[Start]

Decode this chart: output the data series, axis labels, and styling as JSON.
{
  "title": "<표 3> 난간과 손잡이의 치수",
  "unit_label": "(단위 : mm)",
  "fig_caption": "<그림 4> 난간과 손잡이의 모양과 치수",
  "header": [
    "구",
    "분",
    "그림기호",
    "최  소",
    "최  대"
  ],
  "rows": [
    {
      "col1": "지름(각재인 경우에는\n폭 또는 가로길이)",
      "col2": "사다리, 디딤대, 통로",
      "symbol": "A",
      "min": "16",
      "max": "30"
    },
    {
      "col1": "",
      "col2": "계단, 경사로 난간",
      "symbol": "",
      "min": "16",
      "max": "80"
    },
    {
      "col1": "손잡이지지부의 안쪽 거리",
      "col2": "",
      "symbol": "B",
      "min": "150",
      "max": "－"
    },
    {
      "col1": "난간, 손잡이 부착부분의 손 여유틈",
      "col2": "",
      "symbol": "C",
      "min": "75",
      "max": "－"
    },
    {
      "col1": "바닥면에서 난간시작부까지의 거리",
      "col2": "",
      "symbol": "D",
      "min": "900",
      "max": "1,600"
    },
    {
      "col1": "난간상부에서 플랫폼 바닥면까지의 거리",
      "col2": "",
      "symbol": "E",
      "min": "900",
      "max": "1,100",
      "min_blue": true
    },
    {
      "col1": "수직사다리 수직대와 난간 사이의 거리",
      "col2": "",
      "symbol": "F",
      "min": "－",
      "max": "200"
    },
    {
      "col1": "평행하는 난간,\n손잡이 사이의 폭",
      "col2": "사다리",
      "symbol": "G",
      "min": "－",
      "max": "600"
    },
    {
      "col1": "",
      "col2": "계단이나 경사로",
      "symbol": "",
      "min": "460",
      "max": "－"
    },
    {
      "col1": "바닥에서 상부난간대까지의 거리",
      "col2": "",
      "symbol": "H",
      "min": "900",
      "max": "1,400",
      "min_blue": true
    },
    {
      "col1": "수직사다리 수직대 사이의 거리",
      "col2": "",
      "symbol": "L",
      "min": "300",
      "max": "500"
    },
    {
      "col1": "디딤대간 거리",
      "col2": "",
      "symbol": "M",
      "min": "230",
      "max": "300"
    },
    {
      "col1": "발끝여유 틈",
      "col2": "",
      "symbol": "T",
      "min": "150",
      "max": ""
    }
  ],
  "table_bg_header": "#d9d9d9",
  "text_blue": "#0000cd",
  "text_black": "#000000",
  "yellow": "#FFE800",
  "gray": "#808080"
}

[End]

** Your objective **
Copy each line holding the word "손잡이의" from the listing above.

** Exercise solution **
  "title": "<표 3> 난간과 손잡이의 치수",
  "fig_caption": "<그림 4> 난간과 손잡이의 모양과 치수",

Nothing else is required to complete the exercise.